▶ **Your goal**: Determine how many lines include the word "年収ごとの", then give that number and nothing more.

▶ **Exercise material**:
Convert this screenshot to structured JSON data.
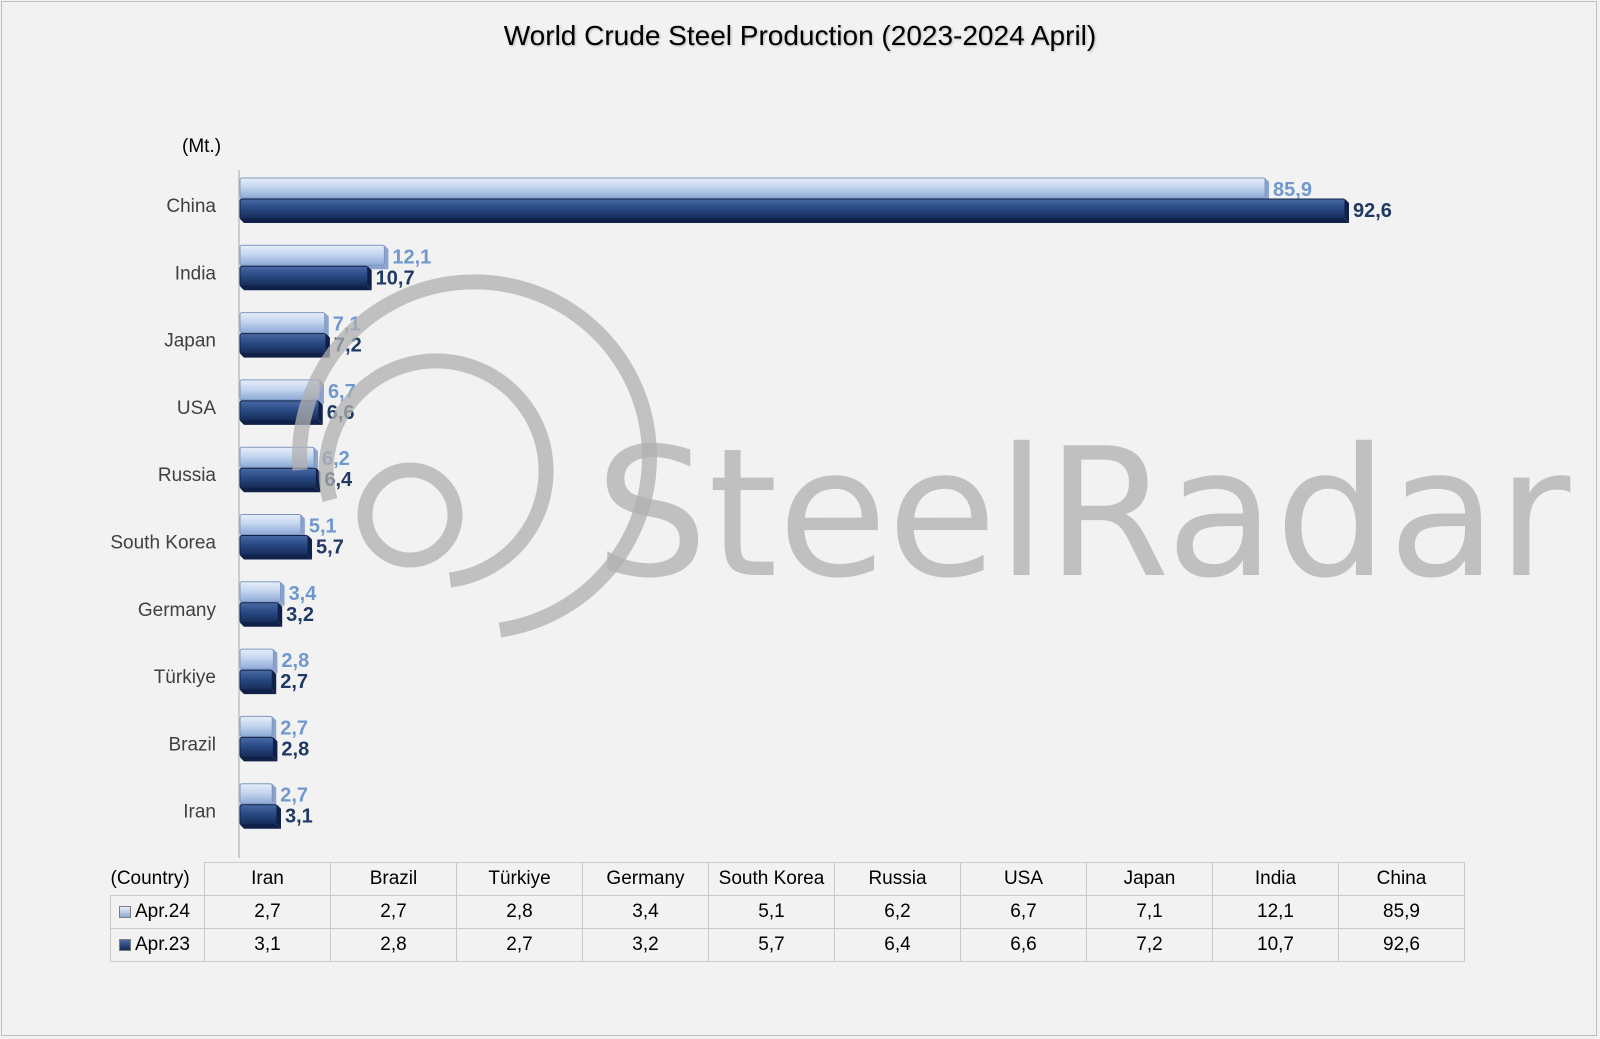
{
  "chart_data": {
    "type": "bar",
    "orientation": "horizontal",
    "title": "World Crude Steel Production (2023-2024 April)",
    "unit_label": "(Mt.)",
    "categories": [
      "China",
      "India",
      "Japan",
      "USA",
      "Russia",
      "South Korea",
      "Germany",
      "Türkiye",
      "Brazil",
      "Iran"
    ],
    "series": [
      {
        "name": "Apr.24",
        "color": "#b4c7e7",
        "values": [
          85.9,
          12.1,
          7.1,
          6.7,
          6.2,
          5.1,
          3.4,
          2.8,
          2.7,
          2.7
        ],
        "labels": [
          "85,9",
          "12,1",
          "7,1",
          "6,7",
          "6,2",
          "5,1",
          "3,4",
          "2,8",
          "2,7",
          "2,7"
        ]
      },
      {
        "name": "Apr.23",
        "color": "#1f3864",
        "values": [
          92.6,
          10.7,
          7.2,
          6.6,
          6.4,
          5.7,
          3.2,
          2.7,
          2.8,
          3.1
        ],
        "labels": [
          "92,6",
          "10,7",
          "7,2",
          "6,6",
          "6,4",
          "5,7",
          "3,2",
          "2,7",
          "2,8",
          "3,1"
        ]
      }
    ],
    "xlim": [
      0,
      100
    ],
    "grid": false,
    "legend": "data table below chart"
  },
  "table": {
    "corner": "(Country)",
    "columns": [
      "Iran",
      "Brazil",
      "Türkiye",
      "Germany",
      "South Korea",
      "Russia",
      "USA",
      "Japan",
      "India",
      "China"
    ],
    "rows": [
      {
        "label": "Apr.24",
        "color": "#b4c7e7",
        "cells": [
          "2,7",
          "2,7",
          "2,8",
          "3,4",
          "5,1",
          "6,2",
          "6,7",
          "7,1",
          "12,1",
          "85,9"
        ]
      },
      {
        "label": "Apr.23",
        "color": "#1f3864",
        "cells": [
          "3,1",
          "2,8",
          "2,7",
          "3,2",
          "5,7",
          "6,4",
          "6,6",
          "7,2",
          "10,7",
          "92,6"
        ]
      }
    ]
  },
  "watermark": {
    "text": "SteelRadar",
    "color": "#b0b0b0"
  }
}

* * *

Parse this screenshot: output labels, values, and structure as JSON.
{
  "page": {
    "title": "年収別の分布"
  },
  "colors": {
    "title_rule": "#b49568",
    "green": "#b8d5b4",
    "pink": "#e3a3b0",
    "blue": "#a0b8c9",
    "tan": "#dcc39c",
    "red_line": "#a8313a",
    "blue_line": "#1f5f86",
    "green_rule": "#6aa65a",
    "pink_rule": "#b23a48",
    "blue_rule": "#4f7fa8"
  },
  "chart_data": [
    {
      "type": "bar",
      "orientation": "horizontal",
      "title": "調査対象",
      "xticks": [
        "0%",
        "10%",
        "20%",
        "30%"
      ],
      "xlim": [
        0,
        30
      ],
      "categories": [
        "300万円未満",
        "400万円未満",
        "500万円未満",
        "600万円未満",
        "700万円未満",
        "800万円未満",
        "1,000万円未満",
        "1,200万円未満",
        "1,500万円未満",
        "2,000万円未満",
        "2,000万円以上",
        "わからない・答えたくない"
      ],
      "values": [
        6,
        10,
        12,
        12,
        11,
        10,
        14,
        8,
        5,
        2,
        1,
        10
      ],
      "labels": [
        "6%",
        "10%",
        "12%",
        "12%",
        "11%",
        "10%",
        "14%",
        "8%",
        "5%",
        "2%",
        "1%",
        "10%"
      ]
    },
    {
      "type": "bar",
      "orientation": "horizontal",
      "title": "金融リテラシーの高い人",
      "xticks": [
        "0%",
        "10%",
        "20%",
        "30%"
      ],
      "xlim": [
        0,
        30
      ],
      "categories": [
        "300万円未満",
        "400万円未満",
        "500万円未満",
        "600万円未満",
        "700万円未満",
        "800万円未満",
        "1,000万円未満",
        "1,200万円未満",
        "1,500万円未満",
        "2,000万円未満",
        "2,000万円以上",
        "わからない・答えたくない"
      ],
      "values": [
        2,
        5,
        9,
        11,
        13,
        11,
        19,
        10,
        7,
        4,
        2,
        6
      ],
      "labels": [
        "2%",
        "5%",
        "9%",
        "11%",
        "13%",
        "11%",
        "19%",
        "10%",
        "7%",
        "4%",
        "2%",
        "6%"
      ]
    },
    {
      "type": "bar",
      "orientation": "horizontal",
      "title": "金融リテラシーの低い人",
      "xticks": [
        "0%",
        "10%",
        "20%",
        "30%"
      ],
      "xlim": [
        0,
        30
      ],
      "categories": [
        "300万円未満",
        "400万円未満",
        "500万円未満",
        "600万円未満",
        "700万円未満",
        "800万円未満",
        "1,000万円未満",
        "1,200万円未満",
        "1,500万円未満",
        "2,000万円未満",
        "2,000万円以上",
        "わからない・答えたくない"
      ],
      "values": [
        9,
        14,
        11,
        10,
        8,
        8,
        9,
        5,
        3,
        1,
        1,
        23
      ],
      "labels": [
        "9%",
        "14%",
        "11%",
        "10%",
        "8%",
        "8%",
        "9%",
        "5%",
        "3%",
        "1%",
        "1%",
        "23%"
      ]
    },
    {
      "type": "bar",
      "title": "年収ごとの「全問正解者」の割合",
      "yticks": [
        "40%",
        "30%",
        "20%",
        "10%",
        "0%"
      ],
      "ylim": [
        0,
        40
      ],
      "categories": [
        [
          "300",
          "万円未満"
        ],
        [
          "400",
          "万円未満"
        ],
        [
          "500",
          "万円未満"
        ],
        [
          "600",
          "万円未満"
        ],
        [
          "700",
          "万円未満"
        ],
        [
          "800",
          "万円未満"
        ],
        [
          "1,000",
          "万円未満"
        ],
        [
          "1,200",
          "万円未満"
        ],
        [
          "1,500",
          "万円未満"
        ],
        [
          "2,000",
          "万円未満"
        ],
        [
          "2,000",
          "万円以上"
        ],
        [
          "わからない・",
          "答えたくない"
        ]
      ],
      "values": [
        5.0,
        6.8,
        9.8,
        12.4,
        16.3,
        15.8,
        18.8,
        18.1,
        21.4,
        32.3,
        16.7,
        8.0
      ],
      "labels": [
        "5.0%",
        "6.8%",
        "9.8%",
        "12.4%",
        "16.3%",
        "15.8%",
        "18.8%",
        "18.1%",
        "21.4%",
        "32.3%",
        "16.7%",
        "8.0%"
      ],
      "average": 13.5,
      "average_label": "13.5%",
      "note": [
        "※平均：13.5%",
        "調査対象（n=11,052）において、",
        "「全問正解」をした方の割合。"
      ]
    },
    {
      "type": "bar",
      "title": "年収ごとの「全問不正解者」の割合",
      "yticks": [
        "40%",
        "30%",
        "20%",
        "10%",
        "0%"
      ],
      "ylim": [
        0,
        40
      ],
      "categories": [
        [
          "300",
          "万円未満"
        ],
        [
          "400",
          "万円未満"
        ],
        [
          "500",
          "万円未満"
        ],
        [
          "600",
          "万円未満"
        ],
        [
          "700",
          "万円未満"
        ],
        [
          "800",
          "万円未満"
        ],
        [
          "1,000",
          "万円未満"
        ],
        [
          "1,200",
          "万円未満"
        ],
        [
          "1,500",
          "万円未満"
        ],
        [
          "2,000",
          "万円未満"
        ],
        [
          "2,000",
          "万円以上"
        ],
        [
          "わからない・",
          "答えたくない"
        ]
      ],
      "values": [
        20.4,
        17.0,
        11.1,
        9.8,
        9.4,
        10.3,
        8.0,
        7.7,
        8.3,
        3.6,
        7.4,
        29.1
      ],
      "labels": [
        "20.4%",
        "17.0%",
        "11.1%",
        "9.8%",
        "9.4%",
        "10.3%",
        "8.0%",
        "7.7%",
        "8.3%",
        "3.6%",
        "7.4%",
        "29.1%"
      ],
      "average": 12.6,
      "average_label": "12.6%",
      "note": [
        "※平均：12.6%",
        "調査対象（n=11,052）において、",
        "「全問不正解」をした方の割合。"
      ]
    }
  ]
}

* * *

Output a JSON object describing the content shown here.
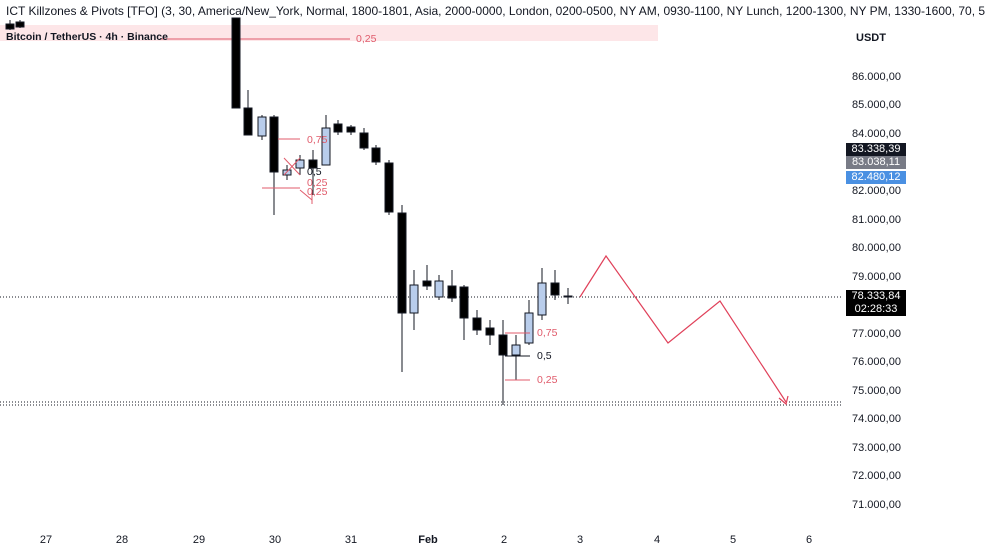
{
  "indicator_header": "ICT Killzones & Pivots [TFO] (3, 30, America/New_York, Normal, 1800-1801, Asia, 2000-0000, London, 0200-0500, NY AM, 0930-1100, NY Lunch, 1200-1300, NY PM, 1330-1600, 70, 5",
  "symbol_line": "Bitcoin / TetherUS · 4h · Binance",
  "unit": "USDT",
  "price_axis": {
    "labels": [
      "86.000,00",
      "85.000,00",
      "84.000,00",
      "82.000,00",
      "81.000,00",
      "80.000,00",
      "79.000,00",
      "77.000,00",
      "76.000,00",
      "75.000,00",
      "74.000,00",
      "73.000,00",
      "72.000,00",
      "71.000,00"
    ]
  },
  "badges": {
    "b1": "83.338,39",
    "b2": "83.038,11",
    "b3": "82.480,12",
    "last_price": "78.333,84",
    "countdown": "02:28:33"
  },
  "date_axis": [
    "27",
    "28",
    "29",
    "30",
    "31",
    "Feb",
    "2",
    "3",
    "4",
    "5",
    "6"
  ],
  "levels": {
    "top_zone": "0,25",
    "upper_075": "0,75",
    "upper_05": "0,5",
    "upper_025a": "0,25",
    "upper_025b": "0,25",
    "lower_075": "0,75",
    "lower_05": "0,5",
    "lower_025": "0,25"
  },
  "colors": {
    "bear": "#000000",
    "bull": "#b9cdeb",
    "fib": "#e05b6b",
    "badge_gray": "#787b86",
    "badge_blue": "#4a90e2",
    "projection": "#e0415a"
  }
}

▶ **Complete answer**: 2